Material
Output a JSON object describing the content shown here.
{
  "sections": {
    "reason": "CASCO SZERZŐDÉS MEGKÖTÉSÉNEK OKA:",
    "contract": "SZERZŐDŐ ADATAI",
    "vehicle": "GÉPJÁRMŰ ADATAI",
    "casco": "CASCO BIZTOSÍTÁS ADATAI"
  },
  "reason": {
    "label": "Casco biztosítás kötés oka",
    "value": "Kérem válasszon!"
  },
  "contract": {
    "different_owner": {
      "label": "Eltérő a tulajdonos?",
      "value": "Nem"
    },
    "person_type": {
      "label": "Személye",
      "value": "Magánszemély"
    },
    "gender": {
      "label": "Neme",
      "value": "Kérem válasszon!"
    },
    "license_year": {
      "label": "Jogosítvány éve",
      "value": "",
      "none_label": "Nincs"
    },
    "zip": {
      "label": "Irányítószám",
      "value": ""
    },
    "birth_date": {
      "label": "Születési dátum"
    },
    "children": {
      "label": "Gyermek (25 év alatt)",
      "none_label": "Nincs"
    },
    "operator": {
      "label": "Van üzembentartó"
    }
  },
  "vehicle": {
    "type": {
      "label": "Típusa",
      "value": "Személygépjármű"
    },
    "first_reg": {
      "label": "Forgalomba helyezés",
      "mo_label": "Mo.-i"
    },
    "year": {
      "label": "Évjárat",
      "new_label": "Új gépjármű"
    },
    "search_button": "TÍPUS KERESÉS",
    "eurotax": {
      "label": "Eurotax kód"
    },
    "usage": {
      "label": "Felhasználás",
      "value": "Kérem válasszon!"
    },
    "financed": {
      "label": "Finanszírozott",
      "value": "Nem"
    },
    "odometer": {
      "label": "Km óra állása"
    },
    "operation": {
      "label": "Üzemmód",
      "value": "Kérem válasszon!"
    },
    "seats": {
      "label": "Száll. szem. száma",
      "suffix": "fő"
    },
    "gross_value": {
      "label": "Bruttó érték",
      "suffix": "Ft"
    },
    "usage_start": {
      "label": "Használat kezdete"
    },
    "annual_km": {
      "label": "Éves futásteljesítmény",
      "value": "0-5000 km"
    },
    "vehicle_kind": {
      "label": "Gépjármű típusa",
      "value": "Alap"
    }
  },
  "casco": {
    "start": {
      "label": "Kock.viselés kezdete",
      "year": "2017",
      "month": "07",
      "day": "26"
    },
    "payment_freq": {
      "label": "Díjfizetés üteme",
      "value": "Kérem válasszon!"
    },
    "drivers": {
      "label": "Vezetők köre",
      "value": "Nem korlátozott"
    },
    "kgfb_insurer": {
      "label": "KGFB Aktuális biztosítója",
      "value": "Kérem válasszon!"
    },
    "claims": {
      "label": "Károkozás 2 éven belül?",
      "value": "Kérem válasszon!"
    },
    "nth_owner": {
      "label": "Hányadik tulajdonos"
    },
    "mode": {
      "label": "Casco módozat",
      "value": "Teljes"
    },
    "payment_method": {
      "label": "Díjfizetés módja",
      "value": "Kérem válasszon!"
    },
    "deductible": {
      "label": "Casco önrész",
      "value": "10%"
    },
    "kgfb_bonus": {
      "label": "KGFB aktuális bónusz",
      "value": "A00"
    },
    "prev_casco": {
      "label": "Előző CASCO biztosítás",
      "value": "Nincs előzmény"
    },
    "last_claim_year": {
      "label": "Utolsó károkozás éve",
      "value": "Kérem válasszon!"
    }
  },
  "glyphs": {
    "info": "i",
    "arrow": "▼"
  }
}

Required work
Write down the full listing again, exactly.

Answer below
Output a JSON object describing the content shown here.
{
  "sections": {
    "reason": "CASCO SZERZŐDÉS MEGKÖTÉSÉNEK OKA:",
    "contract": "SZERZŐDŐ ADATAI",
    "vehicle": "GÉPJÁRMŰ ADATAI",
    "casco": "CASCO BIZTOSÍTÁS ADATAI"
  },
  "reason": {
    "label": "Casco biztosítás kötés oka",
    "value": "Kérem válasszon!"
  },
  "contract": {
    "different_owner": {
      "label": "Eltérő a tulajdonos?",
      "value": "Nem"
    },
    "person_type": {
      "label": "Személye",
      "value": "Magánszemély"
    },
    "gender": {
      "label": "Neme",
      "value": "Kérem válasszon!"
    },
    "license_year": {
      "label": "Jogosítvány éve",
      "value": "",
      "none_label": "Nincs"
    },
    "zip": {
      "label": "Irányítószám",
      "value": ""
    },
    "birth_date": {
      "label": "Születési dátum"
    },
    "children": {
      "label": "Gyermek (25 év alatt)",
      "none_label": "Nincs"
    },
    "operator": {
      "label": "Van üzembentartó"
    }
  },
  "vehicle": {
    "type": {
      "label": "Típusa",
      "value": "Személygépjármű"
    },
    "first_reg": {
      "label": "Forgalomba helyezés",
      "mo_label": "Mo.-i"
    },
    "year": {
      "label": "Évjárat",
      "new_label": "Új gépjármű"
    },
    "search_button": "TÍPUS KERESÉS",
    "eurotax": {
      "label": "Eurotax kód"
    },
    "usage": {
      "label": "Felhasználás",
      "value": "Kérem válasszon!"
    },
    "financed": {
      "label": "Finanszírozott",
      "value": "Nem"
    },
    "odometer": {
      "label": "Km óra állása"
    },
    "operation": {
      "label": "Üzemmód",
      "value": "Kérem válasszon!"
    },
    "seats": {
      "label": "Száll. szem. száma",
      "suffix": "fő"
    },
    "gross_value": {
      "label": "Bruttó érték",
      "suffix": "Ft"
    },
    "usage_start": {
      "label": "Használat kezdete"
    },
    "annual_km": {
      "label": "Éves futásteljesítmény",
      "value": "0-5000 km"
    },
    "vehicle_kind": {
      "label": "Gépjármű típusa",
      "value": "Alap"
    }
  },
  "casco": {
    "start": {
      "label": "Kock.viselés kezdete",
      "year": "2017",
      "month": "07",
      "day": "26"
    },
    "payment_freq": {
      "label": "Díjfizetés üteme",
      "value": "Kérem válasszon!"
    },
    "drivers": {
      "label": "Vezetők köre",
      "value": "Nem korlátozott"
    },
    "kgfb_insurer": {
      "label": "KGFB Aktuális biztosítója",
      "value": "Kérem válasszon!"
    },
    "claims": {
      "label": "Károkozás 2 éven belül?",
      "value": "Kérem válasszon!"
    },
    "nth_owner": {
      "label": "Hányadik tulajdonos"
    },
    "mode": {
      "label": "Casco módozat",
      "value": "Teljes"
    },
    "payment_method": {
      "label": "Díjfizetés módja",
      "value": "Kérem válasszon!"
    },
    "deductible": {
      "label": "Casco önrész",
      "value": "10%"
    },
    "kgfb_bonus": {
      "label": "KGFB aktuális bónusz",
      "value": "A00"
    },
    "prev_casco": {
      "label": "Előző CASCO biztosítás",
      "value": "Nincs előzmény"
    },
    "last_claim_year": {
      "label": "Utolsó károkozás éve",
      "value": "Kérem válasszon!"
    }
  },
  "glyphs": {
    "info": "i",
    "arrow": "▼"
  }
}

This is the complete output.